[start]

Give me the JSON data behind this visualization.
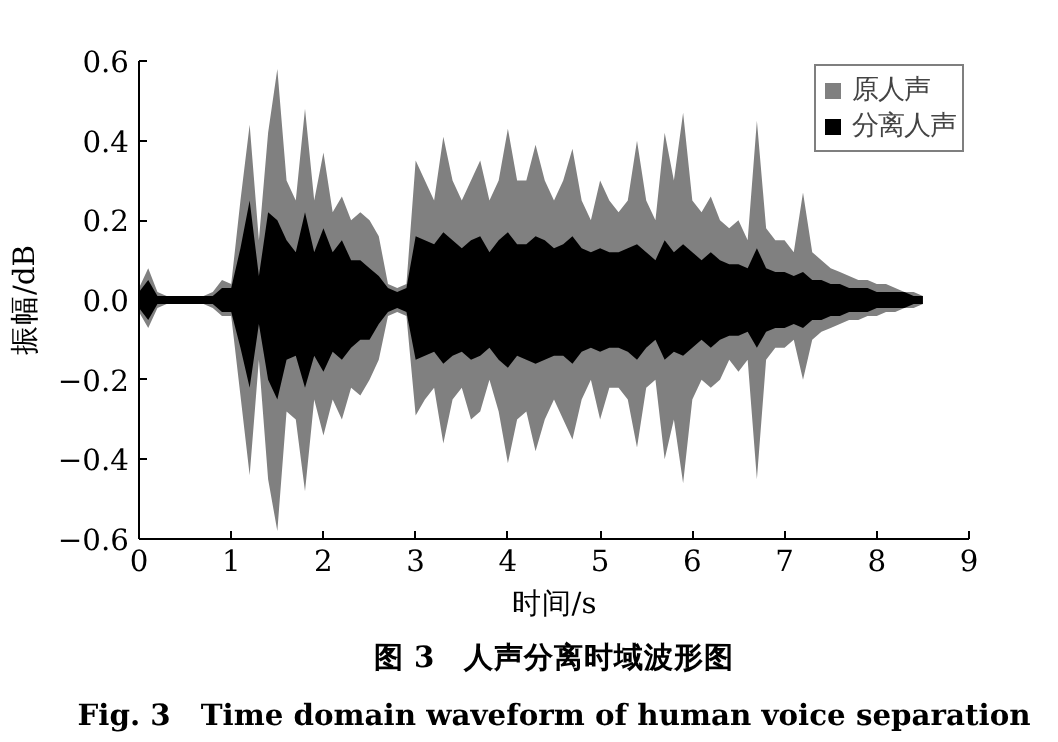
{
  "chart_data": {
    "type": "area",
    "xlabel": "时间/s",
    "ylabel": "振幅/dB",
    "annotations": [
      "图 3　人声分离时域波形图",
      "Fig. 3　Time domain waveform of human voice separation"
    ],
    "x": [
      0,
      0.1,
      0.2,
      0.3,
      0.4,
      0.5,
      0.6,
      0.7,
      0.8,
      0.9,
      1.0,
      1.1,
      1.2,
      1.3,
      1.4,
      1.5,
      1.6,
      1.7,
      1.8,
      1.9,
      2.0,
      2.1,
      2.2,
      2.3,
      2.4,
      2.5,
      2.6,
      2.7,
      2.8,
      2.9,
      3.0,
      3.1,
      3.2,
      3.3,
      3.4,
      3.5,
      3.6,
      3.7,
      3.8,
      3.9,
      4.0,
      4.1,
      4.2,
      4.3,
      4.4,
      4.5,
      4.6,
      4.7,
      4.8,
      4.9,
      5.0,
      5.1,
      5.2,
      5.3,
      5.4,
      5.5,
      5.6,
      5.7,
      5.8,
      5.9,
      6.0,
      6.1,
      6.2,
      6.3,
      6.4,
      6.5,
      6.6,
      6.7,
      6.8,
      6.9,
      7.0,
      7.1,
      7.2,
      7.3,
      7.4,
      7.5,
      7.6,
      7.7,
      7.8,
      7.9,
      8.0,
      8.1,
      8.2,
      8.3,
      8.4,
      8.5
    ],
    "series": [
      {
        "name": "原人声",
        "color": "#808080",
        "values": [
          0.03,
          0.08,
          0.02,
          0.01,
          0.01,
          0.01,
          0.01,
          0.01,
          0.02,
          0.05,
          0.04,
          0.25,
          0.44,
          0.15,
          0.42,
          0.58,
          0.3,
          0.25,
          0.48,
          0.25,
          0.37,
          0.22,
          0.26,
          0.2,
          0.22,
          0.2,
          0.16,
          0.04,
          0.03,
          0.04,
          0.35,
          0.3,
          0.25,
          0.41,
          0.3,
          0.25,
          0.3,
          0.35,
          0.25,
          0.3,
          0.43,
          0.3,
          0.3,
          0.39,
          0.3,
          0.25,
          0.3,
          0.38,
          0.25,
          0.2,
          0.3,
          0.25,
          0.22,
          0.25,
          0.4,
          0.25,
          0.2,
          0.42,
          0.3,
          0.47,
          0.25,
          0.22,
          0.26,
          0.2,
          0.18,
          0.2,
          0.15,
          0.45,
          0.18,
          0.15,
          0.15,
          0.12,
          0.27,
          0.12,
          0.1,
          0.08,
          0.07,
          0.06,
          0.05,
          0.05,
          0.04,
          0.04,
          0.03,
          0.02,
          0.02,
          0.01
        ]
      },
      {
        "color": "#808080",
        "values": [
          -0.03,
          -0.07,
          -0.02,
          -0.01,
          -0.01,
          -0.01,
          -0.01,
          -0.01,
          -0.02,
          -0.04,
          -0.04,
          -0.24,
          -0.44,
          -0.15,
          -0.45,
          -0.58,
          -0.28,
          -0.3,
          -0.48,
          -0.25,
          -0.34,
          -0.25,
          -0.3,
          -0.22,
          -0.24,
          -0.2,
          -0.15,
          -0.04,
          -0.03,
          -0.04,
          -0.29,
          -0.25,
          -0.22,
          -0.36,
          -0.25,
          -0.22,
          -0.3,
          -0.28,
          -0.2,
          -0.28,
          -0.41,
          -0.3,
          -0.28,
          -0.38,
          -0.3,
          -0.25,
          -0.3,
          -0.35,
          -0.25,
          -0.2,
          -0.3,
          -0.22,
          -0.22,
          -0.25,
          -0.37,
          -0.22,
          -0.2,
          -0.4,
          -0.3,
          -0.46,
          -0.25,
          -0.2,
          -0.22,
          -0.2,
          -0.15,
          -0.18,
          -0.15,
          -0.45,
          -0.15,
          -0.12,
          -0.12,
          -0.1,
          -0.2,
          -0.1,
          -0.08,
          -0.07,
          -0.06,
          -0.05,
          -0.05,
          -0.04,
          -0.04,
          -0.03,
          -0.03,
          -0.02,
          -0.02,
          -0.01
        ]
      },
      {
        "name": "分离人声",
        "color": "#000000",
        "values": [
          0.02,
          0.05,
          0.01,
          0.01,
          0.01,
          0.01,
          0.01,
          0.01,
          0.01,
          0.03,
          0.03,
          0.13,
          0.25,
          0.06,
          0.22,
          0.2,
          0.15,
          0.12,
          0.22,
          0.12,
          0.18,
          0.12,
          0.15,
          0.1,
          0.1,
          0.08,
          0.06,
          0.03,
          0.02,
          0.03,
          0.16,
          0.15,
          0.14,
          0.17,
          0.15,
          0.13,
          0.15,
          0.16,
          0.12,
          0.15,
          0.17,
          0.14,
          0.14,
          0.16,
          0.15,
          0.13,
          0.14,
          0.16,
          0.13,
          0.12,
          0.13,
          0.12,
          0.12,
          0.13,
          0.14,
          0.12,
          0.1,
          0.15,
          0.12,
          0.14,
          0.12,
          0.1,
          0.12,
          0.1,
          0.09,
          0.09,
          0.08,
          0.13,
          0.08,
          0.07,
          0.07,
          0.06,
          0.07,
          0.05,
          0.05,
          0.04,
          0.04,
          0.03,
          0.03,
          0.03,
          0.02,
          0.02,
          0.02,
          0.02,
          0.01,
          0.01
        ]
      },
      {
        "color": "#000000",
        "values": [
          -0.02,
          -0.05,
          -0.01,
          -0.01,
          -0.01,
          -0.01,
          -0.01,
          -0.01,
          -0.01,
          -0.03,
          -0.03,
          -0.12,
          -0.22,
          -0.06,
          -0.2,
          -0.25,
          -0.15,
          -0.14,
          -0.22,
          -0.14,
          -0.18,
          -0.13,
          -0.15,
          -0.12,
          -0.1,
          -0.1,
          -0.06,
          -0.03,
          -0.02,
          -0.03,
          -0.15,
          -0.14,
          -0.13,
          -0.16,
          -0.14,
          -0.13,
          -0.15,
          -0.14,
          -0.12,
          -0.15,
          -0.17,
          -0.14,
          -0.15,
          -0.16,
          -0.15,
          -0.14,
          -0.14,
          -0.16,
          -0.13,
          -0.12,
          -0.13,
          -0.12,
          -0.12,
          -0.13,
          -0.15,
          -0.12,
          -0.1,
          -0.15,
          -0.13,
          -0.14,
          -0.12,
          -0.1,
          -0.12,
          -0.1,
          -0.09,
          -0.09,
          -0.08,
          -0.12,
          -0.08,
          -0.07,
          -0.07,
          -0.06,
          -0.07,
          -0.05,
          -0.05,
          -0.04,
          -0.04,
          -0.03,
          -0.03,
          -0.03,
          -0.02,
          -0.02,
          -0.02,
          -0.02,
          -0.01,
          -0.01
        ]
      }
    ],
    "xlim": [
      0,
      9
    ],
    "ylim": [
      -0.6,
      0.6
    ],
    "xticks": [
      0,
      1,
      2,
      3,
      4,
      5,
      6,
      7,
      8,
      9
    ],
    "yticks": [
      -0.6,
      -0.4,
      -0.2,
      {
        "value": 0,
        "label": "0.0"
      },
      0.2,
      0.4,
      0.6
    ],
    "grid": false,
    "legend": "top right"
  }
}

[end]

## TASK GOAL
Repeat each entry above word for word, leaving every picture out.

## THE OUTPUT
Give me the JSON data behind this visualization.
{
  "chart_data": {
    "type": "area",
    "xlabel": "时间/s",
    "ylabel": "振幅/dB",
    "annotations": [
      "图 3　人声分离时域波形图",
      "Fig. 3　Time domain waveform of human voice separation"
    ],
    "x": [
      0,
      0.1,
      0.2,
      0.3,
      0.4,
      0.5,
      0.6,
      0.7,
      0.8,
      0.9,
      1.0,
      1.1,
      1.2,
      1.3,
      1.4,
      1.5,
      1.6,
      1.7,
      1.8,
      1.9,
      2.0,
      2.1,
      2.2,
      2.3,
      2.4,
      2.5,
      2.6,
      2.7,
      2.8,
      2.9,
      3.0,
      3.1,
      3.2,
      3.3,
      3.4,
      3.5,
      3.6,
      3.7,
      3.8,
      3.9,
      4.0,
      4.1,
      4.2,
      4.3,
      4.4,
      4.5,
      4.6,
      4.7,
      4.8,
      4.9,
      5.0,
      5.1,
      5.2,
      5.3,
      5.4,
      5.5,
      5.6,
      5.7,
      5.8,
      5.9,
      6.0,
      6.1,
      6.2,
      6.3,
      6.4,
      6.5,
      6.6,
      6.7,
      6.8,
      6.9,
      7.0,
      7.1,
      7.2,
      7.3,
      7.4,
      7.5,
      7.6,
      7.7,
      7.8,
      7.9,
      8.0,
      8.1,
      8.2,
      8.3,
      8.4,
      8.5
    ],
    "series": [
      {
        "name": "原人声",
        "color": "#808080",
        "values": [
          0.03,
          0.08,
          0.02,
          0.01,
          0.01,
          0.01,
          0.01,
          0.01,
          0.02,
          0.05,
          0.04,
          0.25,
          0.44,
          0.15,
          0.42,
          0.58,
          0.3,
          0.25,
          0.48,
          0.25,
          0.37,
          0.22,
          0.26,
          0.2,
          0.22,
          0.2,
          0.16,
          0.04,
          0.03,
          0.04,
          0.35,
          0.3,
          0.25,
          0.41,
          0.3,
          0.25,
          0.3,
          0.35,
          0.25,
          0.3,
          0.43,
          0.3,
          0.3,
          0.39,
          0.3,
          0.25,
          0.3,
          0.38,
          0.25,
          0.2,
          0.3,
          0.25,
          0.22,
          0.25,
          0.4,
          0.25,
          0.2,
          0.42,
          0.3,
          0.47,
          0.25,
          0.22,
          0.26,
          0.2,
          0.18,
          0.2,
          0.15,
          0.45,
          0.18,
          0.15,
          0.15,
          0.12,
          0.27,
          0.12,
          0.1,
          0.08,
          0.07,
          0.06,
          0.05,
          0.05,
          0.04,
          0.04,
          0.03,
          0.02,
          0.02,
          0.01
        ]
      },
      {
        "color": "#808080",
        "values": [
          -0.03,
          -0.07,
          -0.02,
          -0.01,
          -0.01,
          -0.01,
          -0.01,
          -0.01,
          -0.02,
          -0.04,
          -0.04,
          -0.24,
          -0.44,
          -0.15,
          -0.45,
          -0.58,
          -0.28,
          -0.3,
          -0.48,
          -0.25,
          -0.34,
          -0.25,
          -0.3,
          -0.22,
          -0.24,
          -0.2,
          -0.15,
          -0.04,
          -0.03,
          -0.04,
          -0.29,
          -0.25,
          -0.22,
          -0.36,
          -0.25,
          -0.22,
          -0.3,
          -0.28,
          -0.2,
          -0.28,
          -0.41,
          -0.3,
          -0.28,
          -0.38,
          -0.3,
          -0.25,
          -0.3,
          -0.35,
          -0.25,
          -0.2,
          -0.3,
          -0.22,
          -0.22,
          -0.25,
          -0.37,
          -0.22,
          -0.2,
          -0.4,
          -0.3,
          -0.46,
          -0.25,
          -0.2,
          -0.22,
          -0.2,
          -0.15,
          -0.18,
          -0.15,
          -0.45,
          -0.15,
          -0.12,
          -0.12,
          -0.1,
          -0.2,
          -0.1,
          -0.08,
          -0.07,
          -0.06,
          -0.05,
          -0.05,
          -0.04,
          -0.04,
          -0.03,
          -0.03,
          -0.02,
          -0.02,
          -0.01
        ]
      },
      {
        "name": "分离人声",
        "color": "#000000",
        "values": [
          0.02,
          0.05,
          0.01,
          0.01,
          0.01,
          0.01,
          0.01,
          0.01,
          0.01,
          0.03,
          0.03,
          0.13,
          0.25,
          0.06,
          0.22,
          0.2,
          0.15,
          0.12,
          0.22,
          0.12,
          0.18,
          0.12,
          0.15,
          0.1,
          0.1,
          0.08,
          0.06,
          0.03,
          0.02,
          0.03,
          0.16,
          0.15,
          0.14,
          0.17,
          0.15,
          0.13,
          0.15,
          0.16,
          0.12,
          0.15,
          0.17,
          0.14,
          0.14,
          0.16,
          0.15,
          0.13,
          0.14,
          0.16,
          0.13,
          0.12,
          0.13,
          0.12,
          0.12,
          0.13,
          0.14,
          0.12,
          0.1,
          0.15,
          0.12,
          0.14,
          0.12,
          0.1,
          0.12,
          0.1,
          0.09,
          0.09,
          0.08,
          0.13,
          0.08,
          0.07,
          0.07,
          0.06,
          0.07,
          0.05,
          0.05,
          0.04,
          0.04,
          0.03,
          0.03,
          0.03,
          0.02,
          0.02,
          0.02,
          0.02,
          0.01,
          0.01
        ]
      },
      {
        "color": "#000000",
        "values": [
          -0.02,
          -0.05,
          -0.01,
          -0.01,
          -0.01,
          -0.01,
          -0.01,
          -0.01,
          -0.01,
          -0.03,
          -0.03,
          -0.12,
          -0.22,
          -0.06,
          -0.2,
          -0.25,
          -0.15,
          -0.14,
          -0.22,
          -0.14,
          -0.18,
          -0.13,
          -0.15,
          -0.12,
          -0.1,
          -0.1,
          -0.06,
          -0.03,
          -0.02,
          -0.03,
          -0.15,
          -0.14,
          -0.13,
          -0.16,
          -0.14,
          -0.13,
          -0.15,
          -0.14,
          -0.12,
          -0.15,
          -0.17,
          -0.14,
          -0.15,
          -0.16,
          -0.15,
          -0.14,
          -0.14,
          -0.16,
          -0.13,
          -0.12,
          -0.13,
          -0.12,
          -0.12,
          -0.13,
          -0.15,
          -0.12,
          -0.1,
          -0.15,
          -0.13,
          -0.14,
          -0.12,
          -0.1,
          -0.12,
          -0.1,
          -0.09,
          -0.09,
          -0.08,
          -0.12,
          -0.08,
          -0.07,
          -0.07,
          -0.06,
          -0.07,
          -0.05,
          -0.05,
          -0.04,
          -0.04,
          -0.03,
          -0.03,
          -0.03,
          -0.02,
          -0.02,
          -0.02,
          -0.02,
          -0.01,
          -0.01
        ]
      }
    ],
    "xlim": [
      0,
      9
    ],
    "ylim": [
      -0.6,
      0.6
    ],
    "xticks": [
      0,
      1,
      2,
      3,
      4,
      5,
      6,
      7,
      8,
      9
    ],
    "yticks": [
      -0.6,
      -0.4,
      -0.2,
      {
        "value": 0,
        "label": "0.0"
      },
      0.2,
      0.4,
      0.6
    ],
    "grid": false,
    "legend": "top right"
  }
}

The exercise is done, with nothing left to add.